Repeat every line of the records below without changing anything.

----- STORED ROWS -----

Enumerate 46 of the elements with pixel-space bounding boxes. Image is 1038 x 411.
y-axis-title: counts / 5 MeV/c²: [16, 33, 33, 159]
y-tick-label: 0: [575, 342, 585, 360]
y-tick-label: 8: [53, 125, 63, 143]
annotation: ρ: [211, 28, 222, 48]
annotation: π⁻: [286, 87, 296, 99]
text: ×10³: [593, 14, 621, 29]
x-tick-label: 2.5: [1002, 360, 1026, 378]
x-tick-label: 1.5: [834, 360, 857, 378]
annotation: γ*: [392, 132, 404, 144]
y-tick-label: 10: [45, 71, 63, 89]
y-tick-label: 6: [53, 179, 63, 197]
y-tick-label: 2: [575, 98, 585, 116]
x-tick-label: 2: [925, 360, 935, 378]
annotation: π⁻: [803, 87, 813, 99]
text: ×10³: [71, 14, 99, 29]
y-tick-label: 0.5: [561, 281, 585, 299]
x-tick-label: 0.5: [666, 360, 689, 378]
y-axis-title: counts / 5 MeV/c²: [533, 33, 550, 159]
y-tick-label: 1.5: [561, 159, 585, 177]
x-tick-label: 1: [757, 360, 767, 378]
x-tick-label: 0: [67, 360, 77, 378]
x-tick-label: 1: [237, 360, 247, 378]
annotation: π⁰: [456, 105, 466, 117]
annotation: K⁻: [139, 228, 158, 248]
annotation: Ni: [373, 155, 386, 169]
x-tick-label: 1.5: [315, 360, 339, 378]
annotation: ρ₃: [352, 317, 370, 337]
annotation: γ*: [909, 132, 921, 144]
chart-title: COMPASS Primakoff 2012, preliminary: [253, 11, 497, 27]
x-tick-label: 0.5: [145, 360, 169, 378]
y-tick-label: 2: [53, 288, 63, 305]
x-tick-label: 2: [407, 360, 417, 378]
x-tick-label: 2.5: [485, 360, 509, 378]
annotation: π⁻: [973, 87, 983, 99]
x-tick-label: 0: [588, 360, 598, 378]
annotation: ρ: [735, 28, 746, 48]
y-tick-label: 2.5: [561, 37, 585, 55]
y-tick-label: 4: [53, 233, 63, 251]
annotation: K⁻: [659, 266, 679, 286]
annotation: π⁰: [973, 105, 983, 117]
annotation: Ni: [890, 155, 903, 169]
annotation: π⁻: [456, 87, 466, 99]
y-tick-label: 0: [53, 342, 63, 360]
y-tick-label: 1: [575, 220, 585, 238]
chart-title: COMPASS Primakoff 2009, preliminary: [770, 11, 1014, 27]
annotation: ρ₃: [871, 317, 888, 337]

-----

OUTPUT OF THE TASK:
Enumerate 46 of the elements with pixel-space bounding boxes. Image is 1038 x 411.
y-axis-title: counts / 5 MeV/c²: [16, 33, 33, 159]
y-tick-label: 0: [575, 342, 585, 360]
y-tick-label: 8: [53, 125, 63, 143]
annotation: ρ: [211, 28, 222, 48]
annotation: π⁻: [286, 87, 296, 99]
text: ×10³: [593, 14, 621, 29]
x-tick-label: 2.5: [1002, 360, 1026, 378]
x-tick-label: 1.5: [834, 360, 857, 378]
annotation: γ*: [392, 132, 404, 144]
y-tick-label: 10: [45, 71, 63, 89]
y-tick-label: 6: [53, 179, 63, 197]
y-tick-label: 2: [575, 98, 585, 116]
x-tick-label: 2: [925, 360, 935, 378]
annotation: π⁻: [803, 87, 813, 99]
text: ×10³: [71, 14, 99, 29]
y-tick-label: 0.5: [561, 281, 585, 299]
x-tick-label: 0.5: [666, 360, 689, 378]
y-axis-title: counts / 5 MeV/c²: [533, 33, 550, 159]
y-tick-label: 1.5: [561, 159, 585, 177]
x-tick-label: 1: [757, 360, 767, 378]
x-tick-label: 0: [67, 360, 77, 378]
x-tick-label: 1: [237, 360, 247, 378]
annotation: π⁰: [456, 105, 466, 117]
annotation: K⁻: [139, 228, 158, 248]
annotation: Ni: [373, 155, 386, 169]
x-tick-label: 1.5: [315, 360, 339, 378]
annotation: ρ₃: [352, 317, 370, 337]
annotation: γ*: [909, 132, 921, 144]
chart-title: COMPASS Primakoff 2012, preliminary: [253, 11, 497, 27]
x-tick-label: 0.5: [145, 360, 169, 378]
y-tick-label: 2: [53, 288, 63, 305]
x-tick-label: 2: [407, 360, 417, 378]
x-tick-label: 2.5: [485, 360, 509, 378]
annotation: π⁻: [973, 87, 983, 99]
x-tick-label: 0: [588, 360, 598, 378]
annotation: ρ: [735, 28, 746, 48]
y-tick-label: 2.5: [561, 37, 585, 55]
y-tick-label: 4: [53, 233, 63, 251]
annotation: K⁻: [659, 266, 679, 286]
annotation: π⁰: [973, 105, 983, 117]
annotation: Ni: [890, 155, 903, 169]
annotation: π⁻: [456, 87, 466, 99]
y-tick-label: 0: [53, 342, 63, 360]
y-tick-label: 1: [575, 220, 585, 238]
chart-title: COMPASS Primakoff 2009, preliminary: [770, 11, 1014, 27]
annotation: ρ₃: [871, 317, 888, 337]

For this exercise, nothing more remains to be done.